### Directions for this task
From the entries below, copy every line where the string "also" appears.

### Dataset excerpts

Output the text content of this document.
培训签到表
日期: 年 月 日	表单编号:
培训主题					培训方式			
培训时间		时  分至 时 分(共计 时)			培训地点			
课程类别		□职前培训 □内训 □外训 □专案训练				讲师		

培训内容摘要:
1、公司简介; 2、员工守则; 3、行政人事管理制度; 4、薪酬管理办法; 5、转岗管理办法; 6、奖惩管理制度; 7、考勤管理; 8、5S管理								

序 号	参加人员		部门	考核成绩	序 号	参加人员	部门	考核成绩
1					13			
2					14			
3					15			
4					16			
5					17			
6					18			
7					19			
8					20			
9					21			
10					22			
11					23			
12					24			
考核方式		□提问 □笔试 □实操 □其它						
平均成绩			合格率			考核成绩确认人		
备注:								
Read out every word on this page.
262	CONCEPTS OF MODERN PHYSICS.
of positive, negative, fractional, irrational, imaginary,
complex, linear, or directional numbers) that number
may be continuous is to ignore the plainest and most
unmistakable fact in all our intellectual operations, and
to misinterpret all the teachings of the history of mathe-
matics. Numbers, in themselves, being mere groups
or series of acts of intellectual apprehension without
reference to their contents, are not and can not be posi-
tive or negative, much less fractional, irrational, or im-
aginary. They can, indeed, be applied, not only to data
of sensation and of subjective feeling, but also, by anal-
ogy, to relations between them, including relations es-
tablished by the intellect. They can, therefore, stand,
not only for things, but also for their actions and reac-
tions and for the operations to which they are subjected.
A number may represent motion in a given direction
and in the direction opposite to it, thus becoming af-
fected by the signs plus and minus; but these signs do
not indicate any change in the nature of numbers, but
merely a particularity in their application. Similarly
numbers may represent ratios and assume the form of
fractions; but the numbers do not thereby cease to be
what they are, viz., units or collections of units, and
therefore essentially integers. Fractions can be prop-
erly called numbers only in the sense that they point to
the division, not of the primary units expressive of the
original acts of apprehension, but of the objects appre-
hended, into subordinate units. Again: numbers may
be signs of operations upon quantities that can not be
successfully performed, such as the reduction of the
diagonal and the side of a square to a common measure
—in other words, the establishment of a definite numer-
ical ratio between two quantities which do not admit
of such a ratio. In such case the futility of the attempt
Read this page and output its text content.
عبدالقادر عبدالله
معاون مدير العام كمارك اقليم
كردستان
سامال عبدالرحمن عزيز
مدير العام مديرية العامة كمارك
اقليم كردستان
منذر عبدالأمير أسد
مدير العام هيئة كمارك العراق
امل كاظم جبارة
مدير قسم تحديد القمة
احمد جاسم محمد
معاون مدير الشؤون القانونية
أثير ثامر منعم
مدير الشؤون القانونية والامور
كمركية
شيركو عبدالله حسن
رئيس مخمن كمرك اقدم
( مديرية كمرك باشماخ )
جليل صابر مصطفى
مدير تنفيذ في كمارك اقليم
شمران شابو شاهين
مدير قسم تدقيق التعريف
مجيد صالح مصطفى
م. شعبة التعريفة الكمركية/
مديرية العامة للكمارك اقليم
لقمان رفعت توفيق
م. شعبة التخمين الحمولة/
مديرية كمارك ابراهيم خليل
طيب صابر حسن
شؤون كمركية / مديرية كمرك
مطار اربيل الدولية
---
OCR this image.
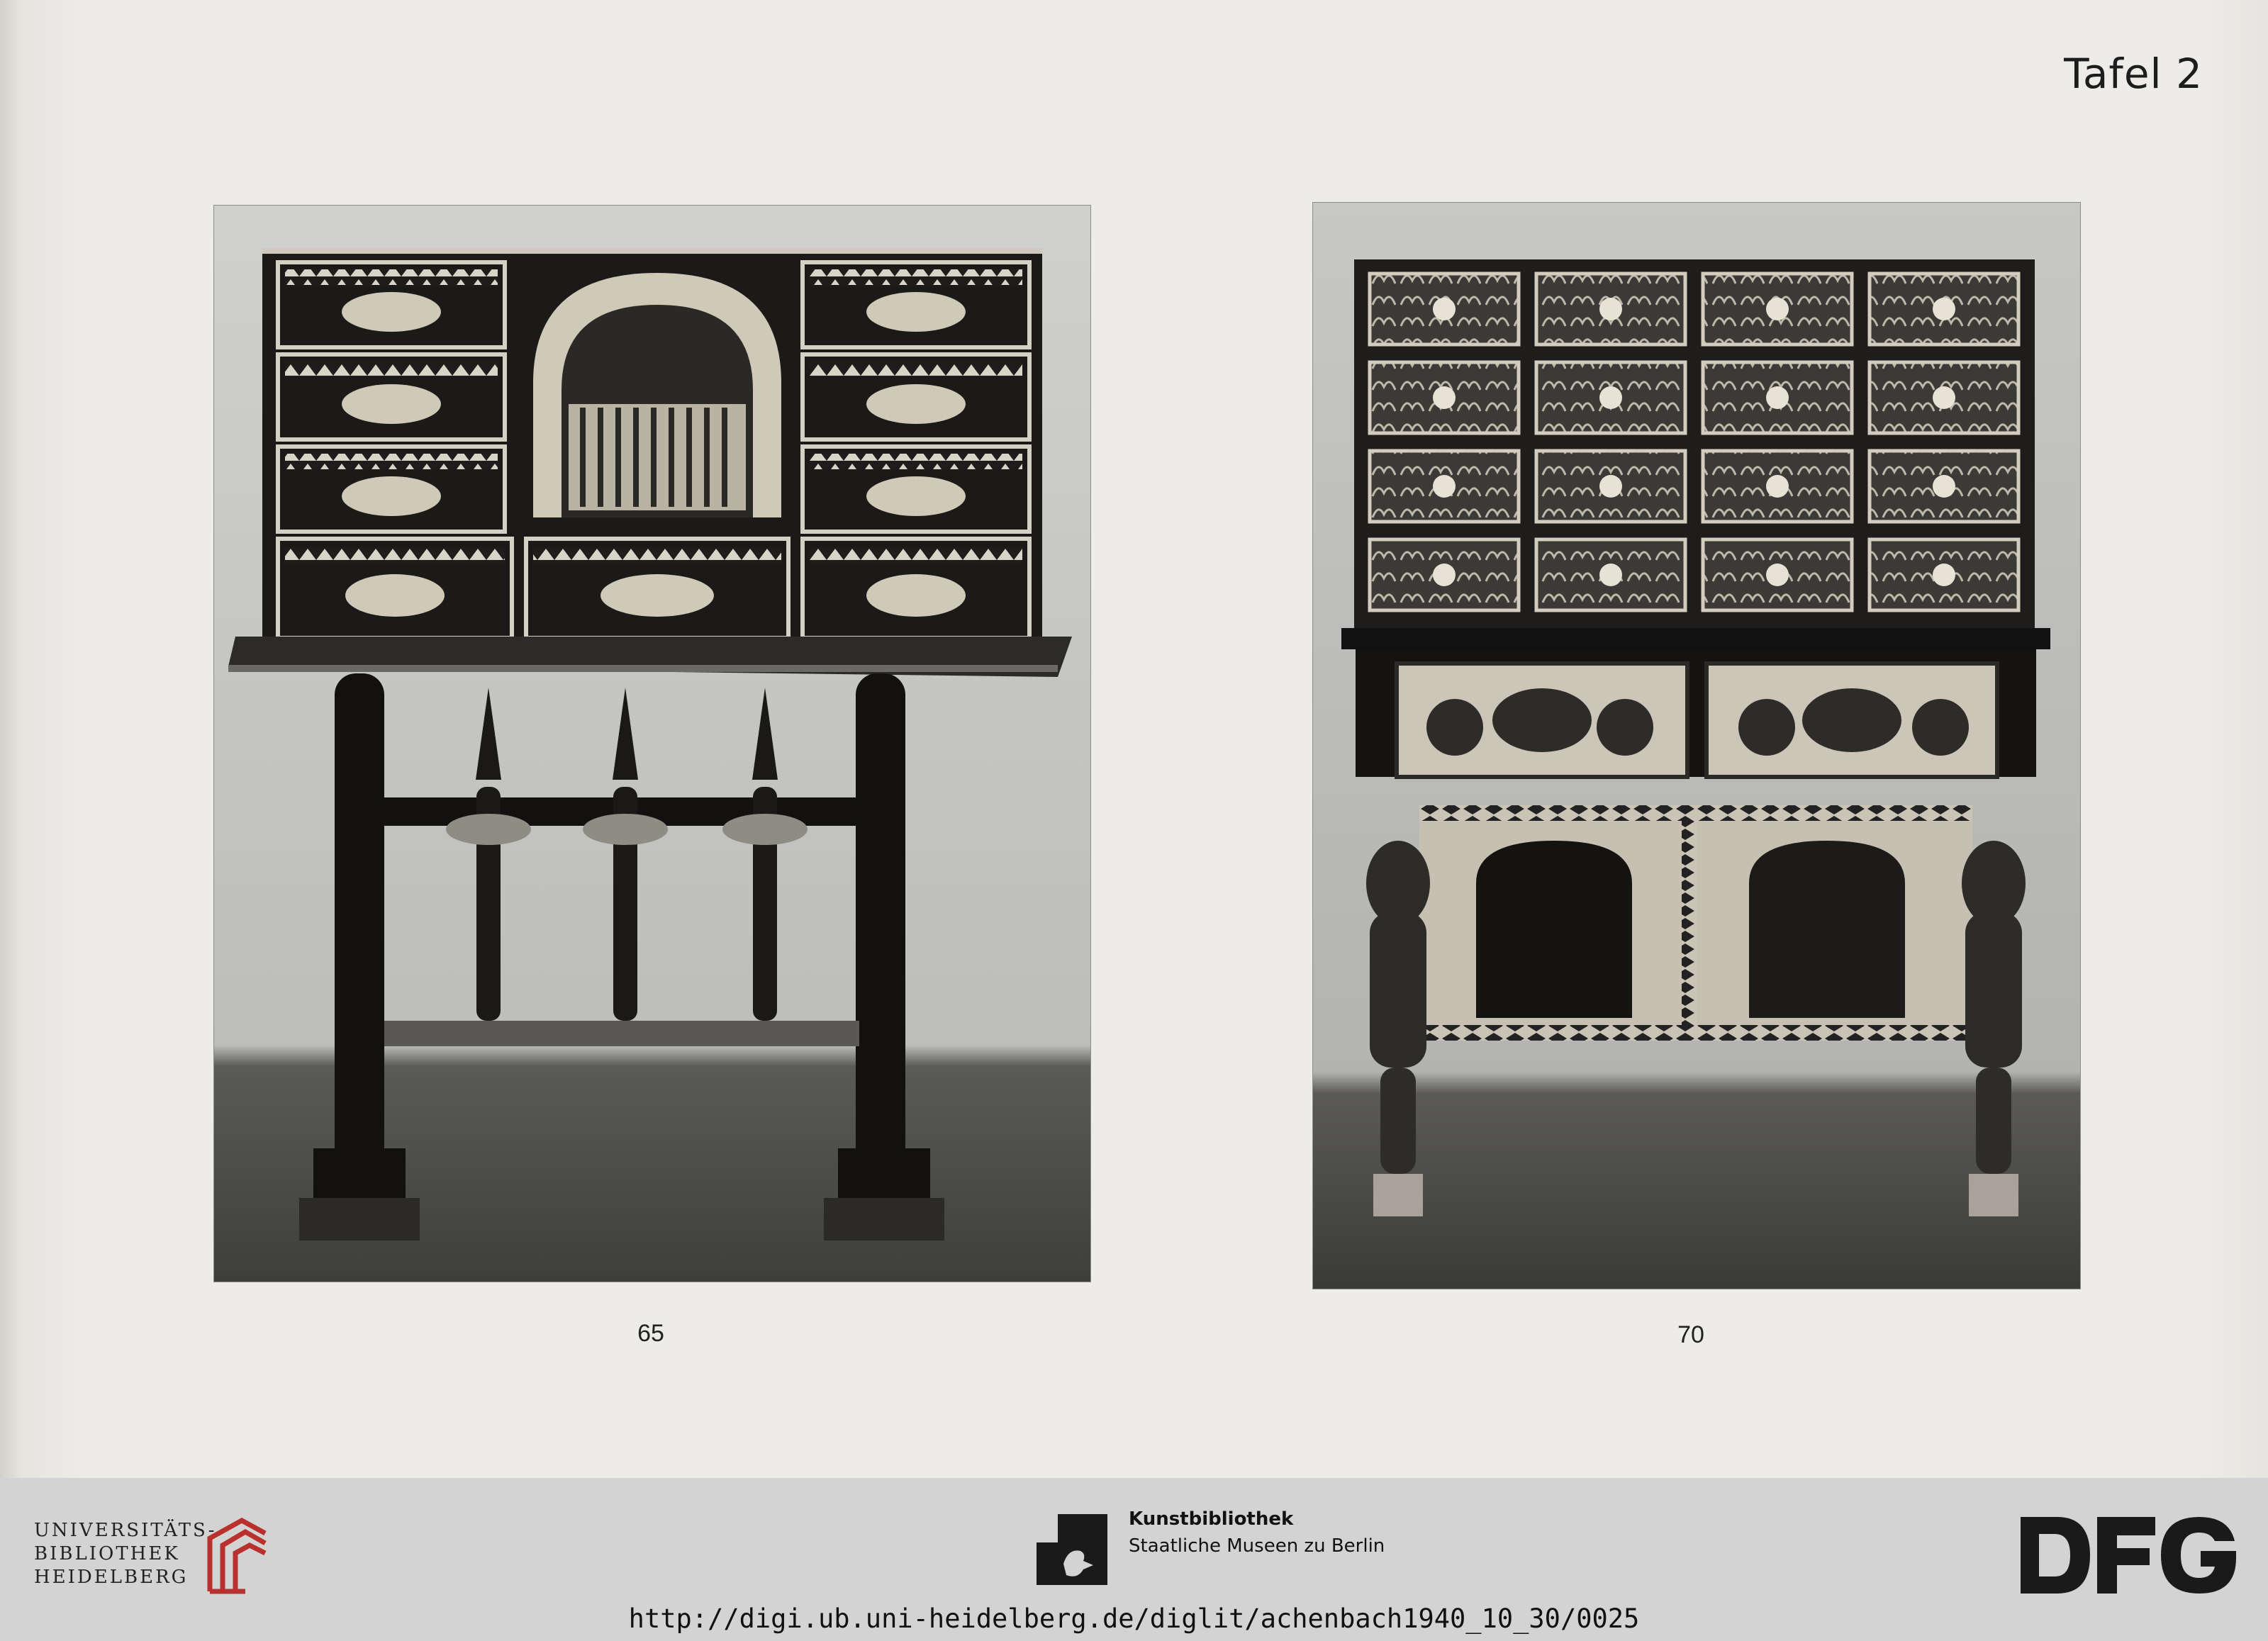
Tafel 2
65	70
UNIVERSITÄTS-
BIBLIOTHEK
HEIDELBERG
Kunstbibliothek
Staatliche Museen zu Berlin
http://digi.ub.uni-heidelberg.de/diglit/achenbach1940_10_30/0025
* * *
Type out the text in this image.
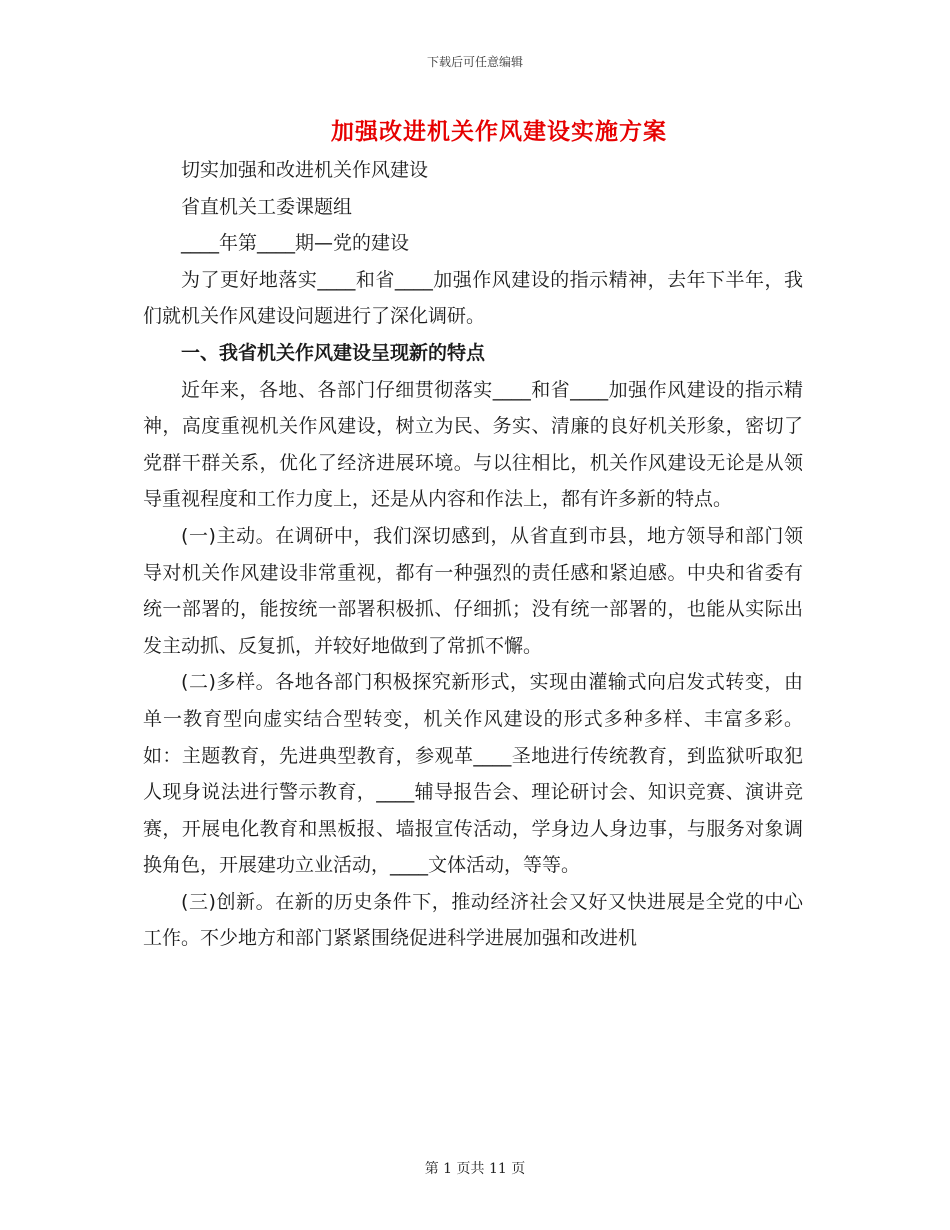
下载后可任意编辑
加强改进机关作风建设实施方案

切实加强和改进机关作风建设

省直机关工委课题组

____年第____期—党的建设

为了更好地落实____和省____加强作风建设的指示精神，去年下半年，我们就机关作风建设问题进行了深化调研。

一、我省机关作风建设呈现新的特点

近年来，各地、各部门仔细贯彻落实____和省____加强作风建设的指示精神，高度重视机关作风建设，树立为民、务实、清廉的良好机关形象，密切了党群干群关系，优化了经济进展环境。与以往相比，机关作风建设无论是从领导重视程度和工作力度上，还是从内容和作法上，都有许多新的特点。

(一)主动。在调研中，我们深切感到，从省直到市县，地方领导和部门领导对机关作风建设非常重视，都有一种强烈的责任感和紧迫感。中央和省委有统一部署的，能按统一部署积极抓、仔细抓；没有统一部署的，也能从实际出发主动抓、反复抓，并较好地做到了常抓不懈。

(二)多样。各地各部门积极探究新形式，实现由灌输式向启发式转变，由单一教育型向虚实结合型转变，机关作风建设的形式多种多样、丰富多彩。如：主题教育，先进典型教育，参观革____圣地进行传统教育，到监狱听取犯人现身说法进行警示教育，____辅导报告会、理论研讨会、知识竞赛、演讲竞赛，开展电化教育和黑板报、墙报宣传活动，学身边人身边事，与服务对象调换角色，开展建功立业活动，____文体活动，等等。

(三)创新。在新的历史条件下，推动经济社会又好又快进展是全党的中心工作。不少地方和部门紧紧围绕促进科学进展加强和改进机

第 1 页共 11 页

### Exercise response
of sensation and of subjective feeling, but also, by anal-
not only for things, but also for their actions and reac-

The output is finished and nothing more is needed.